───── PROVIDED MATERIAL ─────

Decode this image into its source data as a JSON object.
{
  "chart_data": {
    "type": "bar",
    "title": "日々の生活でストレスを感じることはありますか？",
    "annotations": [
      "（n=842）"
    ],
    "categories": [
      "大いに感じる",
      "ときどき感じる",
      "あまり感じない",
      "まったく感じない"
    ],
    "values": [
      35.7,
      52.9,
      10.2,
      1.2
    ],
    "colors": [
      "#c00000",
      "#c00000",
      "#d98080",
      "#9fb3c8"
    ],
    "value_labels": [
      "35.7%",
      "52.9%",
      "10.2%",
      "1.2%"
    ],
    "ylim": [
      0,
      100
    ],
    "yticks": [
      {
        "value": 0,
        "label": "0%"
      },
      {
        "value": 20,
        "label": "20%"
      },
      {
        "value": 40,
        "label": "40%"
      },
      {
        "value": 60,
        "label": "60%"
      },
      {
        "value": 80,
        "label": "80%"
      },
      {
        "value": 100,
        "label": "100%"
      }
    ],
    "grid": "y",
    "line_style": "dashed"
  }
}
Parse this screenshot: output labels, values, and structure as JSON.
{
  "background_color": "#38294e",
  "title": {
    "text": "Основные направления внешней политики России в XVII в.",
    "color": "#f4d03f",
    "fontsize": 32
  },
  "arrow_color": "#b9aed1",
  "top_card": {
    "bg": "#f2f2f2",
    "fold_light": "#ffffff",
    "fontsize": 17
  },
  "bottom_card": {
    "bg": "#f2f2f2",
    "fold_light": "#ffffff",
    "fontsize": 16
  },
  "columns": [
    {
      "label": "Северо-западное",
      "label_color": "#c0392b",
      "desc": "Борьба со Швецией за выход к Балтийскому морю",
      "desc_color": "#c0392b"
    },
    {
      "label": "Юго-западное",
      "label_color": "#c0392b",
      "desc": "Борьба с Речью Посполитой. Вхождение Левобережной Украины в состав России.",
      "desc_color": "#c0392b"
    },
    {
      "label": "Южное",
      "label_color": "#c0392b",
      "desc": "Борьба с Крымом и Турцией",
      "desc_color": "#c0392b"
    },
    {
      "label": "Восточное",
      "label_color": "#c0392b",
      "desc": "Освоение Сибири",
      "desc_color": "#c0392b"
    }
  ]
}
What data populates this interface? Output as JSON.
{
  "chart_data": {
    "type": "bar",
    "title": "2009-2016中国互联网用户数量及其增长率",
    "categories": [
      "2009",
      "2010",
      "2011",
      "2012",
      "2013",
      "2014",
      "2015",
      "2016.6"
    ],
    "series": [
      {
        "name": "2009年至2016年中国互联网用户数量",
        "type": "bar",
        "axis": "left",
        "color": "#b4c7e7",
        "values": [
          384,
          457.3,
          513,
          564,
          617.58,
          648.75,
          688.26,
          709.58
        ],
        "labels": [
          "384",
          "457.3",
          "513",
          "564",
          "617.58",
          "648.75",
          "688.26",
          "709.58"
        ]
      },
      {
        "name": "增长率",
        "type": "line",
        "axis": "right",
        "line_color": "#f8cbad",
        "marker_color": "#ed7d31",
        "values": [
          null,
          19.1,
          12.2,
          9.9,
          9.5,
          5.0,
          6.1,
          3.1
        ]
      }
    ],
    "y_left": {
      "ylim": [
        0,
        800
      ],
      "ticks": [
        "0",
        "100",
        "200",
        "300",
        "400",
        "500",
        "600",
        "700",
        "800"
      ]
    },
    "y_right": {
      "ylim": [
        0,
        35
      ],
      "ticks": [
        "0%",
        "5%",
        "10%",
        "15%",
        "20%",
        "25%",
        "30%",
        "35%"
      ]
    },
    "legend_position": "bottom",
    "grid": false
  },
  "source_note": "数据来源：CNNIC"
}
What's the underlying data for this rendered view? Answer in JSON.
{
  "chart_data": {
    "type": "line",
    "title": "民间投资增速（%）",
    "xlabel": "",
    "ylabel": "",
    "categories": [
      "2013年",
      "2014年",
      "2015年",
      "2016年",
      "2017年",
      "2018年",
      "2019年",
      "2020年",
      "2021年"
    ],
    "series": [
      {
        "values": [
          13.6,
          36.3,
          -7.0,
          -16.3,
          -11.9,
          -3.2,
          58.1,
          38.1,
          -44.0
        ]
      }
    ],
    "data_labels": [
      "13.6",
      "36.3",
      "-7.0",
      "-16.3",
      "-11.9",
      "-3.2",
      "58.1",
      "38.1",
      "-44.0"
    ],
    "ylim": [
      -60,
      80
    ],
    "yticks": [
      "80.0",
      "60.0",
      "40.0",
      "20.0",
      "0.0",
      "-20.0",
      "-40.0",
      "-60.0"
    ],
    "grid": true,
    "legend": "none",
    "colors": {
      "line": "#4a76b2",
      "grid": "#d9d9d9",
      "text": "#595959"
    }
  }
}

─────

- **WRITTEN INSTRUCTION**
Reproduce each record shown above without altering a single word.

- **SOLUTION TO THIS TASK**
Decode this image into its source data as a JSON object.
{
  "chart_data": {
    "type": "bar",
    "title": "日々の生活でストレスを感じることはありますか？",
    "annotations": [
      "（n=842）"
    ],
    "categories": [
      "大いに感じる",
      "ときどき感じる",
      "あまり感じない",
      "まったく感じない"
    ],
    "values": [
      35.7,
      52.9,
      10.2,
      1.2
    ],
    "colors": [
      "#c00000",
      "#c00000",
      "#d98080",
      "#9fb3c8"
    ],
    "value_labels": [
      "35.7%",
      "52.9%",
      "10.2%",
      "1.2%"
    ],
    "ylim": [
      0,
      100
    ],
    "yticks": [
      {
        "value": 0,
        "label": "0%"
      },
      {
        "value": 20,
        "label": "20%"
      },
      {
        "value": 40,
        "label": "40%"
      },
      {
        "value": 60,
        "label": "60%"
      },
      {
        "value": 80,
        "label": "80%"
      },
      {
        "value": 100,
        "label": "100%"
      }
    ],
    "grid": "y",
    "line_style": "dashed"
  }
}
Parse this screenshot: output labels, values, and structure as JSON.
{
  "background_color": "#38294e",
  "title": {
    "text": "Основные направления внешней политики России в XVII в.",
    "color": "#f4d03f",
    "fontsize": 32
  },
  "arrow_color": "#b9aed1",
  "top_card": {
    "bg": "#f2f2f2",
    "fold_light": "#ffffff",
    "fontsize": 17
  },
  "bottom_card": {
    "bg": "#f2f2f2",
    "fold_light": "#ffffff",
    "fontsize": 16
  },
  "columns": [
    {
      "label": "Северо-западное",
      "label_color": "#c0392b",
      "desc": "Борьба со Швецией за выход к Балтийскому морю",
      "desc_color": "#c0392b"
    },
    {
      "label": "Юго-западное",
      "label_color": "#c0392b",
      "desc": "Борьба с Речью Посполитой. Вхождение Левобережной Украины в состав России.",
      "desc_color": "#c0392b"
    },
    {
      "label": "Южное",
      "label_color": "#c0392b",
      "desc": "Борьба с Крымом и Турцией",
      "desc_color": "#c0392b"
    },
    {
      "label": "Восточное",
      "label_color": "#c0392b",
      "desc": "Освоение Сибири",
      "desc_color": "#c0392b"
    }
  ]
}
What data populates this interface? Output as JSON.
{
  "chart_data": {
    "type": "bar",
    "title": "2009-2016中国互联网用户数量及其增长率",
    "categories": [
      "2009",
      "2010",
      "2011",
      "2012",
      "2013",
      "2014",
      "2015",
      "2016.6"
    ],
    "series": [
      {
        "name": "2009年至2016年中国互联网用户数量",
        "type": "bar",
        "axis": "left",
        "color": "#b4c7e7",
        "values": [
          384,
          457.3,
          513,
          564,
          617.58,
          648.75,
          688.26,
          709.58
        ],
        "labels": [
          "384",
          "457.3",
          "513",
          "564",
          "617.58",
          "648.75",
          "688.26",
          "709.58"
        ]
      },
      {
        "name": "增长率",
        "type": "line",
        "axis": "right",
        "line_color": "#f8cbad",
        "marker_color": "#ed7d31",
        "values": [
          null,
          19.1,
          12.2,
          9.9,
          9.5,
          5.0,
          6.1,
          3.1
        ]
      }
    ],
    "y_left": {
      "ylim": [
        0,
        800
      ],
      "ticks": [
        "0",
        "100",
        "200",
        "300",
        "400",
        "500",
        "600",
        "700",
        "800"
      ]
    },
    "y_right": {
      "ylim": [
        0,
        35
      ],
      "ticks": [
        "0%",
        "5%",
        "10%",
        "15%",
        "20%",
        "25%",
        "30%",
        "35%"
      ]
    },
    "legend_position": "bottom",
    "grid": false
  },
  "source_note": "数据来源：CNNIC"
}
What's the underlying data for this rendered view? Answer in JSON.
{
  "chart_data": {
    "type": "line",
    "title": "民间投资增速（%）",
    "xlabel": "",
    "ylabel": "",
    "categories": [
      "2013年",
      "2014年",
      "2015年",
      "2016年",
      "2017年",
      "2018年",
      "2019年",
      "2020年",
      "2021年"
    ],
    "series": [
      {
        "values": [
          13.6,
          36.3,
          -7.0,
          -16.3,
          -11.9,
          -3.2,
          58.1,
          38.1,
          -44.0
        ]
      }
    ],
    "data_labels": [
      "13.6",
      "36.3",
      "-7.0",
      "-16.3",
      "-11.9",
      "-3.2",
      "58.1",
      "38.1",
      "-44.0"
    ],
    "ylim": [
      -60,
      80
    ],
    "yticks": [
      "80.0",
      "60.0",
      "40.0",
      "20.0",
      "0.0",
      "-20.0",
      "-40.0",
      "-60.0"
    ],
    "grid": true,
    "legend": "none",
    "colors": {
      "line": "#4a76b2",
      "grid": "#d9d9d9",
      "text": "#595959"
    }
  }
}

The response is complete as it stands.